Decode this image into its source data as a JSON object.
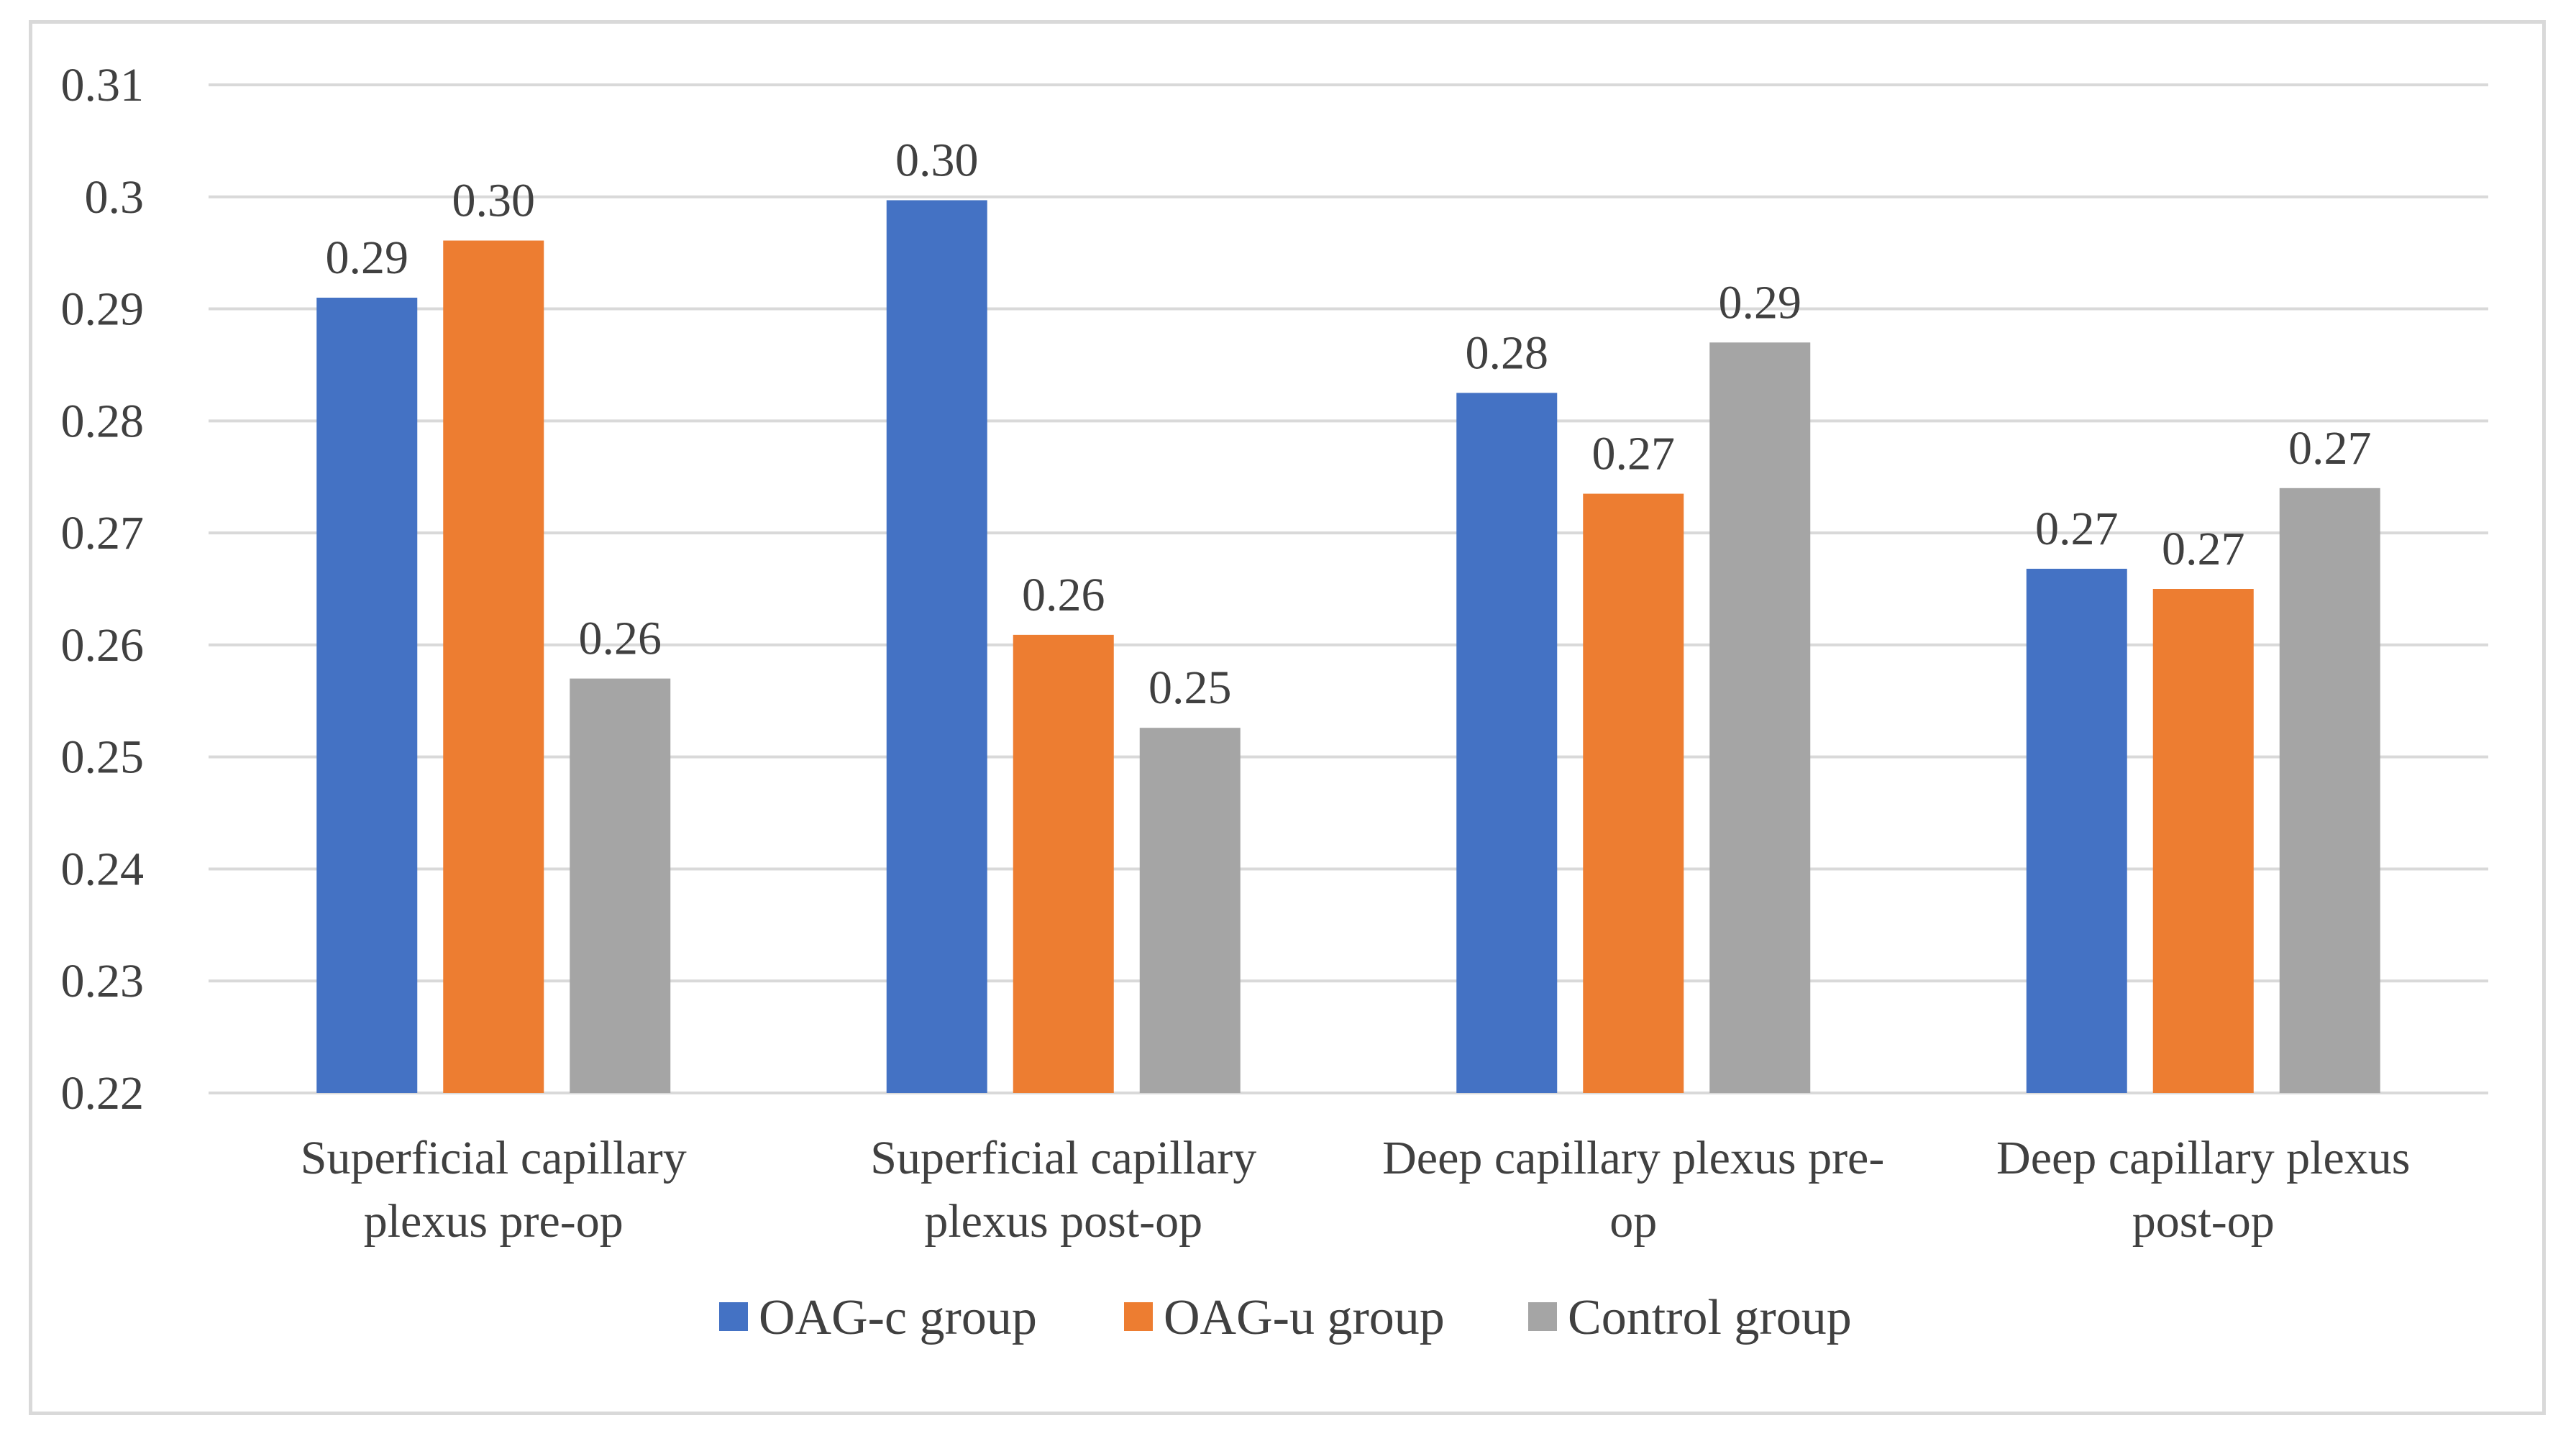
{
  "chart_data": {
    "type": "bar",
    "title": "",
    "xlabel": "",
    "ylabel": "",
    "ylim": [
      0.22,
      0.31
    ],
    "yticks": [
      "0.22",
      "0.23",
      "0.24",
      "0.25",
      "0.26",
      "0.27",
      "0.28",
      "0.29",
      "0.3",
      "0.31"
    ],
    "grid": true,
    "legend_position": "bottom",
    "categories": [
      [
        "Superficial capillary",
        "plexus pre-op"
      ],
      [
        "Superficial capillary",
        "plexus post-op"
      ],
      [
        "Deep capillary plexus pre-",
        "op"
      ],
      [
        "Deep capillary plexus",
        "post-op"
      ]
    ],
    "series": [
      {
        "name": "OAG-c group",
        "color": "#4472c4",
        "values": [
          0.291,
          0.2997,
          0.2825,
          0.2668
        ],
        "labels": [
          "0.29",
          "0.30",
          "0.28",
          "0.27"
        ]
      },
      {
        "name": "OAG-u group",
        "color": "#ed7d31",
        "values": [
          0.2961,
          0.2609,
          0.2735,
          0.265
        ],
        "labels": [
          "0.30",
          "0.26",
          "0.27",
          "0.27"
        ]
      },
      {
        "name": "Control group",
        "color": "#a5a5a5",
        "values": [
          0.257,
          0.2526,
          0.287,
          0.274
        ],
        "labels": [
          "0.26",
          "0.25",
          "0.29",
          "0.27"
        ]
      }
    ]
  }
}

---

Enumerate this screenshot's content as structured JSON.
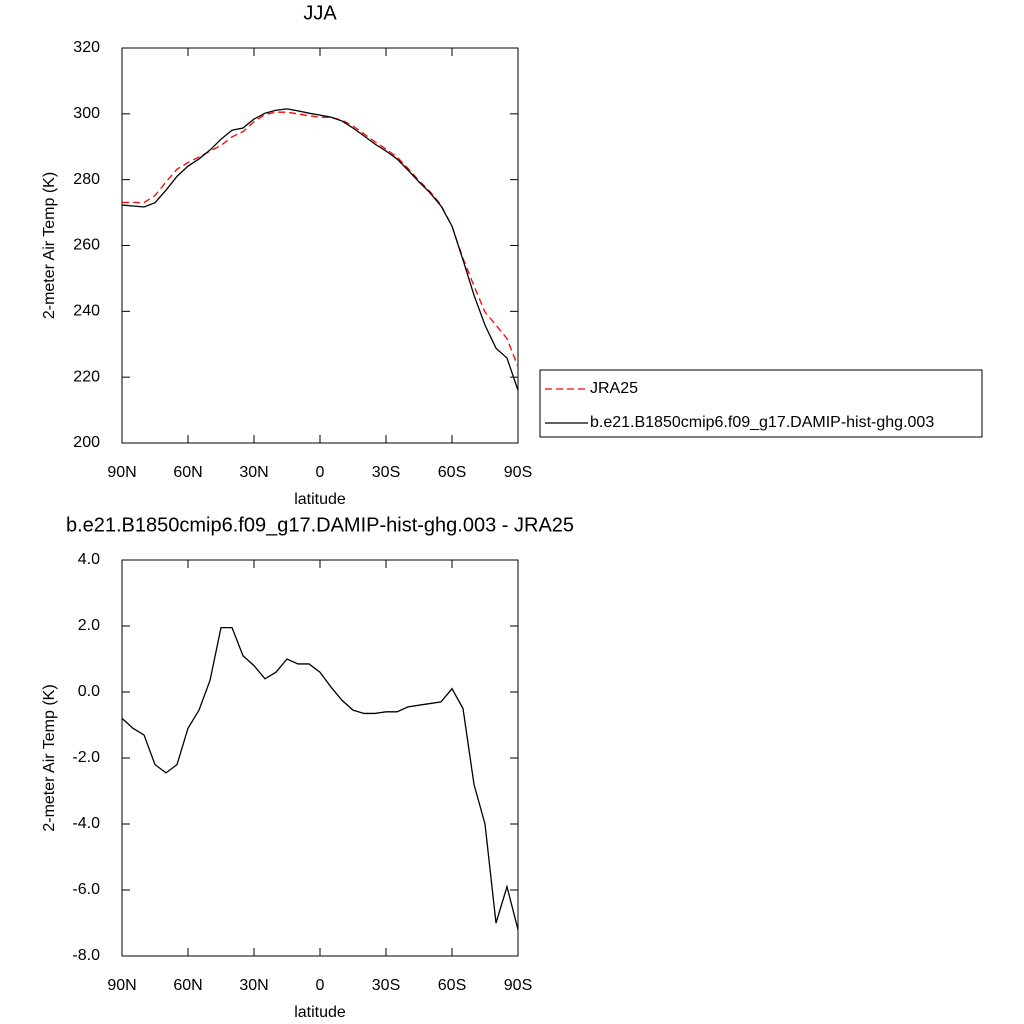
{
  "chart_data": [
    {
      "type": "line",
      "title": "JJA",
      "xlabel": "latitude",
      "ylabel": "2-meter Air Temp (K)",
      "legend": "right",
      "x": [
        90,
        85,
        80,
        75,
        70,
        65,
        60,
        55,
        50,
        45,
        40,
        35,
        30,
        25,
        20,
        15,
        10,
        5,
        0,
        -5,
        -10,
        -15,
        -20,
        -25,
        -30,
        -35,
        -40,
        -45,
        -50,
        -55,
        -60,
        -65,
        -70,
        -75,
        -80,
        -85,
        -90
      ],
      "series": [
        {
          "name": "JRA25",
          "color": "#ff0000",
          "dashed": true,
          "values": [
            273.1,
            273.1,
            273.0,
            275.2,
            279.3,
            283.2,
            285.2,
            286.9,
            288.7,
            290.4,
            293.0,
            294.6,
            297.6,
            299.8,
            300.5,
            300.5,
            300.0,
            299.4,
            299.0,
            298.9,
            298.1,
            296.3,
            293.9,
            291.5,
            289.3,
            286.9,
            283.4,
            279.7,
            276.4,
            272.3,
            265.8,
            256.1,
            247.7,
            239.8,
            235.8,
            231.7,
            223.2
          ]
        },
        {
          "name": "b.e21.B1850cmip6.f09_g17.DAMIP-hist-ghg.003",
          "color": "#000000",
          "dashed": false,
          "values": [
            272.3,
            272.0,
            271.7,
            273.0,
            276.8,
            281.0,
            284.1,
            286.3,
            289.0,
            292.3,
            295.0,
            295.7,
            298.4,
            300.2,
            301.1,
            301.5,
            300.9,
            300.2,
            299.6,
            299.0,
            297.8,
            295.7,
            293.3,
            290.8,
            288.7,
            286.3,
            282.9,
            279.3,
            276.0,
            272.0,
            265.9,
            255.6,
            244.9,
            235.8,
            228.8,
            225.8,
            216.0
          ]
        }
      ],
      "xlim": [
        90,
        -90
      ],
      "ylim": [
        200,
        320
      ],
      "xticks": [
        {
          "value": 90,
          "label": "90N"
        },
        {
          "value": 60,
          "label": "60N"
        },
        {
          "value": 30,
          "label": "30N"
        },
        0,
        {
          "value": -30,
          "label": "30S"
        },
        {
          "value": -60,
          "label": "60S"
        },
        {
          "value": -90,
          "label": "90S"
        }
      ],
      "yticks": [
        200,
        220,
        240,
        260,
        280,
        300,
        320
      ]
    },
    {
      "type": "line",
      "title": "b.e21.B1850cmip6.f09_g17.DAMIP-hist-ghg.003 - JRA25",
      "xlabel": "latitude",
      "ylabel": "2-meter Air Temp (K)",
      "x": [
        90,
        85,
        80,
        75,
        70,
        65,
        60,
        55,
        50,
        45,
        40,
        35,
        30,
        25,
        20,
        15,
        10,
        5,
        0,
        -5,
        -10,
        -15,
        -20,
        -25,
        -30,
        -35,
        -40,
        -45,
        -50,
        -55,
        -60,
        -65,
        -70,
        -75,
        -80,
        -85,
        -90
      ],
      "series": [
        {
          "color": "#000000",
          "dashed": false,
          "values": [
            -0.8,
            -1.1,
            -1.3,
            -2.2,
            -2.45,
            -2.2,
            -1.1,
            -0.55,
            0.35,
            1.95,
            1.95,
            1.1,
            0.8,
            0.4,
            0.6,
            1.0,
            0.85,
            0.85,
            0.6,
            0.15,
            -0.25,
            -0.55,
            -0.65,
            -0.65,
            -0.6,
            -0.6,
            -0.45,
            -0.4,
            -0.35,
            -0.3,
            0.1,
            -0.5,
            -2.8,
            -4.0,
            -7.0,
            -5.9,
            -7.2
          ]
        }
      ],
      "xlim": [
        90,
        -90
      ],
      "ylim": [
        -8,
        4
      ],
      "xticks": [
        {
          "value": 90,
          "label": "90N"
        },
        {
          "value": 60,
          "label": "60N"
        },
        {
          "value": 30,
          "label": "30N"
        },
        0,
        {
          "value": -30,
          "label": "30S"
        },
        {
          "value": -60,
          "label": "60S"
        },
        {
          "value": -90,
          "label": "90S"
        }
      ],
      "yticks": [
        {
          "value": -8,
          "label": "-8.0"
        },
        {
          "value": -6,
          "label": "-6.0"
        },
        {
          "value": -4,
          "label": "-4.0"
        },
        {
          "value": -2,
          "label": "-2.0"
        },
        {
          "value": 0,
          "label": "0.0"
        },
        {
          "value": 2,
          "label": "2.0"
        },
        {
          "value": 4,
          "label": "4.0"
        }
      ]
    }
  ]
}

**Job:**
From the entries above, copy every line where the word "group" shows up.

**Solution to this exercise:**
        "name": "OAG-c group",
        "name": "OAG-u group",
        "name": "Control group",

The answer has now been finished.